* WHAT IS NEEDED *
Could you repeat the records below exactly, leaving out any pictures?

* GIVEN DATA *
►
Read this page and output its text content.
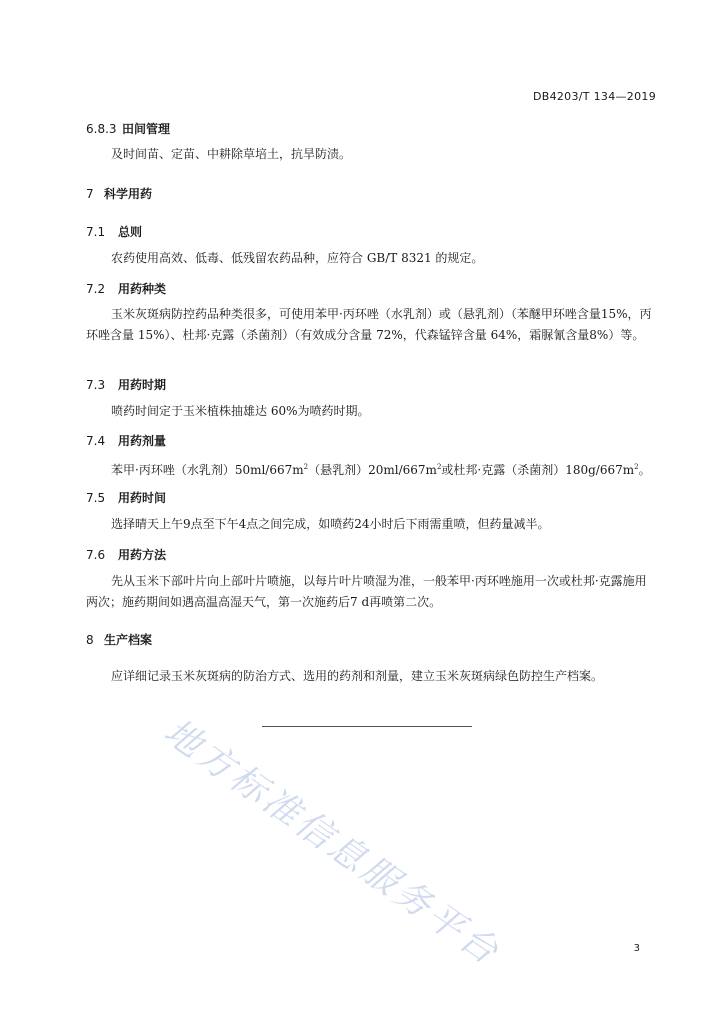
DB4203/T 134—2019
6.8.3 田间管理
及时间苗、定苗、中耕除草培土，抗旱防渍。
7 科学用药
7.1 总则
农药使用高效、低毒、低残留农药品种，应符合 GB/T 8321 的规定。
7.2 用药种类
玉米灰斑病防控药品种类很多，可使用苯甲·丙环唑（水乳剂）或（悬乳剂）（苯醚甲环唑含量15%，丙环唑含量 15%）、杜邦·克露（杀菌剂）（有效成分含量 72%，代森锰锌含量 64%，霜脲氰含量8%）等。
7.3 用药时期
喷药时间定于玉米植株抽雄达 60%为喷药时期。
7.4 用药剂量
苯甲·丙环唑（水乳剂）$50ml/667m^2$（悬乳剂）$20ml/667m^2$或杜邦·克露（杀菌剂）$180g/667m^2$。
7.5 用药时间
选择晴天上午9点至下午4点之间完成，如喷药24小时后下雨需重喷，但药量减半。
7.6 用药方法
先从玉米下部叶片向上部叶片喷施，以每片叶片喷湿为准，一般苯甲·丙环唑施用一次或杜邦·克露施用两次；施药期间如遇高温高湿天气，第一次施药后7 d再喷第二次。
8 生产档案
应详细记录玉米灰斑病的防治方式、选用的药剂和剂量，建立玉米灰斑病绿色防控生产档案。
地方标准信息服务平台	3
◄
* TASK ANSWER *
Read this page and output its text content.
DB4203/T 134—2019
6.8.3 田间管理
及时间苗、定苗、中耕除草培土，抗旱防渍。
7 科学用药
7.1 总则
农药使用高效、低毒、低残留农药品种，应符合 GB/T 8321 的规定。
7.2 用药种类
玉米灰斑病防控药品种类很多，可使用苯甲·丙环唑（水乳剂）或（悬乳剂）（苯醚甲环唑含量15%，丙环唑含量 15%）、杜邦·克露（杀菌剂）（有效成分含量 72%，代森锰锌含量 64%，霜脲氰含量8%）等。
7.3 用药时期
喷药时间定于玉米植株抽雄达 60%为喷药时期。
7.4 用药剂量
苯甲·丙环唑（水乳剂）$50ml/667m^2$（悬乳剂）$20ml/667m^2$或杜邦·克露（杀菌剂）$180g/667m^2$。
7.5 用药时间
选择晴天上午9点至下午4点之间完成，如喷药24小时后下雨需重喷，但药量减半。
7.6 用药方法
先从玉米下部叶片向上部叶片喷施，以每片叶片喷湿为准，一般苯甲·丙环唑施用一次或杜邦·克露施用两次；施药期间如遇高温高湿天气，第一次施药后7 d再喷第二次。
8 生产档案
应详细记录玉米灰斑病的防治方式、选用的药剂和剂量，建立玉米灰斑病绿色防控生产档案。
地方标准信息服务平台	3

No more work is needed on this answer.